- **AIM**
Your task is to repeat all of the data exactly while excluding the pictures.
● ● ● ● ●
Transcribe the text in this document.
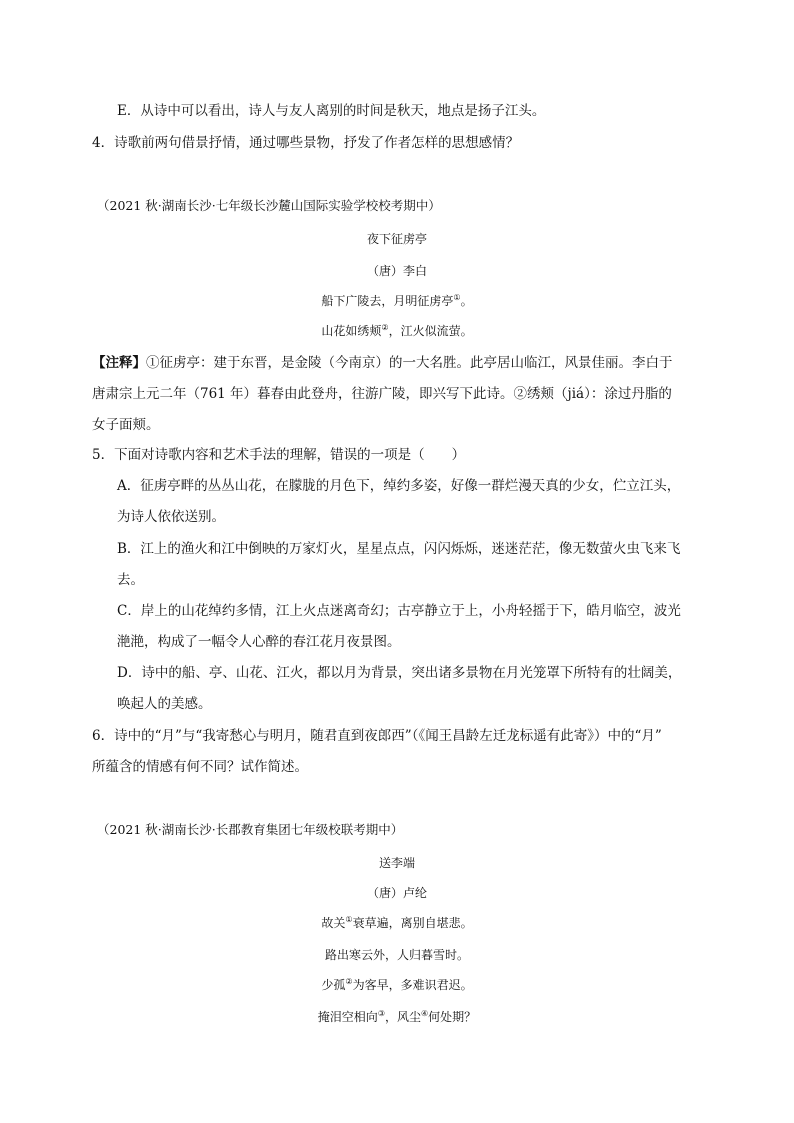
E．从诗中可以看出，诗人与友人离别的时间是秋天，地点是扬子江头。
4．诗歌前两句借景抒情，通过哪些景物，抒发了作者怎样的思想感情？
（2021 秋·湖南长沙·七年级长沙麓山国际实验学校校考期中）
夜下征虏亭
（唐）李白
船下广陵去，月明征虏亭①。
山花如绣颊②，江火似流萤。
【注释】①征虏亭：建于东晋，是金陵（今南京）的一大名胜。此亭居山临江，风景佳丽。李白于
唐肃宗上元二年（761 年）暮春由此登舟，往游广陵，即兴写下此诗。②绣颊（jiá）：涂过丹脂的
女子面颊。
5．下面对诗歌内容和艺术手法的理解，错误的一项是（　　）
A．征虏亭畔的丛丛山花，在朦胧的月色下，绰约多姿，好像一群烂漫天真的少女，伫立江头，
为诗人依依送别。
B．江上的渔火和江中倒映的万家灯火，星星点点，闪闪烁烁，迷迷茫茫，像无数萤火虫飞来飞
去。
C．岸上的山花绰约多情，江上火点迷离奇幻；古亭静立于上，小舟轻摇于下，皓月临空，波光
滟滟，构成了一幅令人心醉的春江花月夜景图。
D．诗中的船、亭、山花、江火，都以月为背景，突出诸多景物在月光笼罩下所特有的壮阔美，
唤起人的美感。
6．诗中的“月”与“我寄愁心与明月，随君直到夜郎西”（《闻王昌龄左迁龙标遥有此寄》）中的“月”
所蕴含的情感有何不同？试作简述。
（2021 秋·湖南长沙·长郡教育集团七年级校联考期中）
送李端
（唐）卢纶
故关①衰草遍，离别自堪悲。
路出寒云外，人归暮雪时。
少孤②为客早，多难识君迟。
掩泪空相向③，风尘④何处期？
● ● ● ● ●
- **EXERCISE OUTPUT**
Transcribe the text in this document.
E．从诗中可以看出，诗人与友人离别的时间是秋天，地点是扬子江头。
4．诗歌前两句借景抒情，通过哪些景物，抒发了作者怎样的思想感情？
（2021 秋·湖南长沙·七年级长沙麓山国际实验学校校考期中）
夜下征虏亭
（唐）李白
船下广陵去，月明征虏亭①。
山花如绣颊②，江火似流萤。
【注释】①征虏亭：建于东晋，是金陵（今南京）的一大名胜。此亭居山临江，风景佳丽。李白于
唐肃宗上元二年（761 年）暮春由此登舟，往游广陵，即兴写下此诗。②绣颊（jiá）：涂过丹脂的
女子面颊。
5．下面对诗歌内容和艺术手法的理解，错误的一项是（　　）
A．征虏亭畔的丛丛山花，在朦胧的月色下，绰约多姿，好像一群烂漫天真的少女，伫立江头，
为诗人依依送别。
B．江上的渔火和江中倒映的万家灯火，星星点点，闪闪烁烁，迷迷茫茫，像无数萤火虫飞来飞
去。
C．岸上的山花绰约多情，江上火点迷离奇幻；古亭静立于上，小舟轻摇于下，皓月临空，波光
滟滟，构成了一幅令人心醉的春江花月夜景图。
D．诗中的船、亭、山花、江火，都以月为背景，突出诸多景物在月光笼罩下所特有的壮阔美，
唤起人的美感。
6．诗中的“月”与“我寄愁心与明月，随君直到夜郎西”（《闻王昌龄左迁龙标遥有此寄》）中的“月”
所蕴含的情感有何不同？试作简述。
（2021 秋·湖南长沙·长郡教育集团七年级校联考期中）
送李端
（唐）卢纶
故关①衰草遍，离别自堪悲。
路出寒云外，人归暮雪时。
少孤②为客早，多难识君迟。
掩泪空相向③，风尘④何处期？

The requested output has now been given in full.